**Exercise aim**
Search the data for the word "所述要求在". Reproduce every line where it is found.
☆ ☆ ☆
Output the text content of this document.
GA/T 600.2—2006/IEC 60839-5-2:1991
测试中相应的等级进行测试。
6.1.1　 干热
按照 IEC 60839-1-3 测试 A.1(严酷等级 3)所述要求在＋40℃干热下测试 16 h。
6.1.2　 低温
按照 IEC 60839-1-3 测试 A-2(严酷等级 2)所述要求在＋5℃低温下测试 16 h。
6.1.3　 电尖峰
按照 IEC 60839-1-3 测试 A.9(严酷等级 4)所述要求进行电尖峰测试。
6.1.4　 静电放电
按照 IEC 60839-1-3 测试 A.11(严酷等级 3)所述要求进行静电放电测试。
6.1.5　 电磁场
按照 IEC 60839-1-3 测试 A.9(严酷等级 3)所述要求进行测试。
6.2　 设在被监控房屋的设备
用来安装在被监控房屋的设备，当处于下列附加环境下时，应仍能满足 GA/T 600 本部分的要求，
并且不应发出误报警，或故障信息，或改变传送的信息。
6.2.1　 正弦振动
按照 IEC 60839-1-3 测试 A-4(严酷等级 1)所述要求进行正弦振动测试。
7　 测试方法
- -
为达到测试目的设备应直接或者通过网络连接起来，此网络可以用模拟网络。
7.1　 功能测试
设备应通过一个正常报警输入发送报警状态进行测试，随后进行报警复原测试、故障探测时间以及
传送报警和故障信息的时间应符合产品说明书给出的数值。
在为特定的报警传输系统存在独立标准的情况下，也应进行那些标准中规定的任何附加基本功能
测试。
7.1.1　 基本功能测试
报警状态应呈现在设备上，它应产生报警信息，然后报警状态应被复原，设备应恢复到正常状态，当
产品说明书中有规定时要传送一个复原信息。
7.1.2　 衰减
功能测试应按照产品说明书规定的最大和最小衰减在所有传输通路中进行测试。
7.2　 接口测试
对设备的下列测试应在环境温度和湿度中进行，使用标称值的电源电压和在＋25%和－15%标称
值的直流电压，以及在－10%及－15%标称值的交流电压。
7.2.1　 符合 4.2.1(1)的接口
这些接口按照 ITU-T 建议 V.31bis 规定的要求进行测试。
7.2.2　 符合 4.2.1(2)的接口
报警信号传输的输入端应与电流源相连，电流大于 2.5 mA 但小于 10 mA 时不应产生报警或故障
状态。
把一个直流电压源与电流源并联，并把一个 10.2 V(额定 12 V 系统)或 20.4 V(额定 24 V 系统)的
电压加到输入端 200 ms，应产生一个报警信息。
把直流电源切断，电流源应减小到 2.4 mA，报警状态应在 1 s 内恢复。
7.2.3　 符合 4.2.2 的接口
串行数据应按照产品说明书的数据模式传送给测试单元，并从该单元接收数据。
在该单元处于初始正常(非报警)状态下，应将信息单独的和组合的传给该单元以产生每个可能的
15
☆ ☆ ☆
**Exercise answer**
按照 IEC 60839-1-3 测试 A.1(严酷等级 3)所述要求在＋40℃干热下测试 16 h。
按照 IEC 60839-1-3 测试 A-2(严酷等级 2)所述要求在＋5℃低温下测试 16 h。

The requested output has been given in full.